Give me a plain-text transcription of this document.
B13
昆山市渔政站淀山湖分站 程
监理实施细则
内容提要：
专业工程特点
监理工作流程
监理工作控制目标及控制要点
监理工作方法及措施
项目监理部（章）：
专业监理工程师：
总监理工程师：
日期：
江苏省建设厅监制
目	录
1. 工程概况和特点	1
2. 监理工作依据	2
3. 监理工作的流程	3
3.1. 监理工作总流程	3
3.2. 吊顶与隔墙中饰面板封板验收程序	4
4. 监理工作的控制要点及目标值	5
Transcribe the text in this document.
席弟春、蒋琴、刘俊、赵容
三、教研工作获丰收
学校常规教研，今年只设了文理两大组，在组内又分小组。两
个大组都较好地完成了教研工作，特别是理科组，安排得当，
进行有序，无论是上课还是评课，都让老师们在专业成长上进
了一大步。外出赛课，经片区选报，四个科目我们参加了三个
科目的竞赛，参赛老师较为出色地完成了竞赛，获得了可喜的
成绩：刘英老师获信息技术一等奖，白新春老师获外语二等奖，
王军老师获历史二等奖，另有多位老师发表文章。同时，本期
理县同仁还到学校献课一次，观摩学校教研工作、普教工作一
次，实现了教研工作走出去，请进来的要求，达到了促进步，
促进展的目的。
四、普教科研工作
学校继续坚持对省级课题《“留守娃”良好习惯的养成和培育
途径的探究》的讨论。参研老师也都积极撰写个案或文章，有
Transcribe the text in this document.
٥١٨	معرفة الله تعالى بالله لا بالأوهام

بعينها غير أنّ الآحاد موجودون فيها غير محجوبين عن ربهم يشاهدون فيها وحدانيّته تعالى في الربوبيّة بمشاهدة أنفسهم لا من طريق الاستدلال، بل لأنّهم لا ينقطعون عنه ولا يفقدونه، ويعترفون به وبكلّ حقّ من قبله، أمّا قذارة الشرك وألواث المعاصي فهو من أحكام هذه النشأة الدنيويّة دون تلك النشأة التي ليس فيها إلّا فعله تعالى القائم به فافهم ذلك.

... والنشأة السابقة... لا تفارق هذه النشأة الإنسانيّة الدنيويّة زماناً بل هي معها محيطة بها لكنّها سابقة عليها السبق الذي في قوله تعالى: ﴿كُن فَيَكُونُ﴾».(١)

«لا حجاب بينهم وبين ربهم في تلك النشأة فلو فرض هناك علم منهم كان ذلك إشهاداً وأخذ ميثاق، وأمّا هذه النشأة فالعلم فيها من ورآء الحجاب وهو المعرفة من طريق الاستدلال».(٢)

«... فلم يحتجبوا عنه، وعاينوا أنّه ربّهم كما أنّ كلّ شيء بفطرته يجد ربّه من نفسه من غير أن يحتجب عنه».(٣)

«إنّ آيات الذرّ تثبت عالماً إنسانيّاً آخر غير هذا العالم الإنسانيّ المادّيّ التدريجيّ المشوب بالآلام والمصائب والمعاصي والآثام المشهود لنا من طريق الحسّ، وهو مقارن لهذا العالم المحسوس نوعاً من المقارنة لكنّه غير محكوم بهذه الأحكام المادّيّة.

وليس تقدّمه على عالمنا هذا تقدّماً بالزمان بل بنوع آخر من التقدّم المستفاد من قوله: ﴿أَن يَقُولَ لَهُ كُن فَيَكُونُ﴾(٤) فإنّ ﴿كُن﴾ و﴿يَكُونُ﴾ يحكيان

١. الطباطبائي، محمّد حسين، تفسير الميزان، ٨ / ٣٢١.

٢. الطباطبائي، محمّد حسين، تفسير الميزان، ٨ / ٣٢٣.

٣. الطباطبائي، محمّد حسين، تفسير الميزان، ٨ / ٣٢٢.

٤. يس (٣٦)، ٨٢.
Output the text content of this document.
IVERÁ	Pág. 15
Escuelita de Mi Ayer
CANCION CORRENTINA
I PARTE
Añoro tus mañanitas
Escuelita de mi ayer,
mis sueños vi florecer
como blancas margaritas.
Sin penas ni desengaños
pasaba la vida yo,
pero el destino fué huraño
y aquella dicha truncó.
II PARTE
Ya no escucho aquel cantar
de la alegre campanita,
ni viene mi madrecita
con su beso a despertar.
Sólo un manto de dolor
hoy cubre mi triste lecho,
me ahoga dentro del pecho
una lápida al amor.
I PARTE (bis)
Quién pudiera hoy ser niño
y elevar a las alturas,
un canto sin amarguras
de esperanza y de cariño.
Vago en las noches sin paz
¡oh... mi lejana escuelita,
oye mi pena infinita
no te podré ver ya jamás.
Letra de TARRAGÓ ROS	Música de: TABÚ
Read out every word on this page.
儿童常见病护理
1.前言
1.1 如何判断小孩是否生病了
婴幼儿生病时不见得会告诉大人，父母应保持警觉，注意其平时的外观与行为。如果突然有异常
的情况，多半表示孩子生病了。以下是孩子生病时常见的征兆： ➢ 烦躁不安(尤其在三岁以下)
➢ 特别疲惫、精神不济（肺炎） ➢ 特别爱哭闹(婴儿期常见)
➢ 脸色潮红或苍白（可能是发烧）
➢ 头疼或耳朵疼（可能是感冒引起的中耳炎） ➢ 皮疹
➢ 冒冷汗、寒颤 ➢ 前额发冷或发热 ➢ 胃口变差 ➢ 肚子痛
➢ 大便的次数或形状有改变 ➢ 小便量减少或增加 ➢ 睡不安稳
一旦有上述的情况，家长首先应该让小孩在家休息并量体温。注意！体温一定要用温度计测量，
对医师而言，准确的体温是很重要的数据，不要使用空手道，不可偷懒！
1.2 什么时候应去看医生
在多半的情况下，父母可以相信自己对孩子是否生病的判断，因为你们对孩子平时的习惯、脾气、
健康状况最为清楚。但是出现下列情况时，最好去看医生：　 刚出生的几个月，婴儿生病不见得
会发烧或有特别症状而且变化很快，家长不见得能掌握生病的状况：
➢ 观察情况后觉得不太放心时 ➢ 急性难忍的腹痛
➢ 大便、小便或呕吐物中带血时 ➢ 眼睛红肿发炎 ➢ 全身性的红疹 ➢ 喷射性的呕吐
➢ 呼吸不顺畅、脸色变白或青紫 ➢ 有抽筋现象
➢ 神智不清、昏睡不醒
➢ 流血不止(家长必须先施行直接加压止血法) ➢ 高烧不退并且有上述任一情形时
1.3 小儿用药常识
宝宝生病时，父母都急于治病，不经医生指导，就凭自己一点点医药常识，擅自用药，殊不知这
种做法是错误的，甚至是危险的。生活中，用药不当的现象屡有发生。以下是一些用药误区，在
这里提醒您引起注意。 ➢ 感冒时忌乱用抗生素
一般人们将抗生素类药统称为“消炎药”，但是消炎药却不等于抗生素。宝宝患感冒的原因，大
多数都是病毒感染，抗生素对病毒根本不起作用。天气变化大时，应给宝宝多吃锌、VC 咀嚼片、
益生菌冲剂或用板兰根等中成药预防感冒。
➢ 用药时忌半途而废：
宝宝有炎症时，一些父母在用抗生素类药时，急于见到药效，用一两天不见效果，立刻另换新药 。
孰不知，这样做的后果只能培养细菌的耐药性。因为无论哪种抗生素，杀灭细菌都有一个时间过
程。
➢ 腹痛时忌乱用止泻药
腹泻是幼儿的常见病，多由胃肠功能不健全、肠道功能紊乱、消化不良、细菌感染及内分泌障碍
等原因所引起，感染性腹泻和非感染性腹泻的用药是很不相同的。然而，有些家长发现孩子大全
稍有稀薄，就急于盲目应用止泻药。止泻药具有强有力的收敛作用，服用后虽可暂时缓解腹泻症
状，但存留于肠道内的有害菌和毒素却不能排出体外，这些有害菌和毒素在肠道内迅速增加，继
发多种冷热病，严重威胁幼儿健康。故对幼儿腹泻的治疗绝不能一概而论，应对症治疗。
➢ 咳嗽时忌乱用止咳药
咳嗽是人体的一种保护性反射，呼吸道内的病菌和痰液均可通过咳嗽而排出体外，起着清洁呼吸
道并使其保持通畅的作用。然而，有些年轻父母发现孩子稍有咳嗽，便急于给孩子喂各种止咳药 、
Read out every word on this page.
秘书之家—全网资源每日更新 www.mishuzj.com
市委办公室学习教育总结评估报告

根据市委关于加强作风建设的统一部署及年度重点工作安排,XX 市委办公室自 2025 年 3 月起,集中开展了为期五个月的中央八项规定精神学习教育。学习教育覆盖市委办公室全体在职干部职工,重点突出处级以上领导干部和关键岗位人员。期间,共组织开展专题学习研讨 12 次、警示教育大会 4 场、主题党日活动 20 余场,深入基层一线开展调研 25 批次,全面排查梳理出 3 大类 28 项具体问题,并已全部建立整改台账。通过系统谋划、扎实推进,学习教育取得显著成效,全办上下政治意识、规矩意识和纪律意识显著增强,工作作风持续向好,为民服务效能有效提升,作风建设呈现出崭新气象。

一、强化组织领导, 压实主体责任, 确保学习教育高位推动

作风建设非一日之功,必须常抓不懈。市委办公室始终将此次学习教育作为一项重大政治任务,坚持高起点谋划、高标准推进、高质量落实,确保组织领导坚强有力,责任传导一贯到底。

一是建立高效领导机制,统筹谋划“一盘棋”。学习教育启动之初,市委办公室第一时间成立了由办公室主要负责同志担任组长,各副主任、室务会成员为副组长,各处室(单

Problem requirements —
Report how many lines include the word "تفسير". Give nothing but the number.

Task output —
3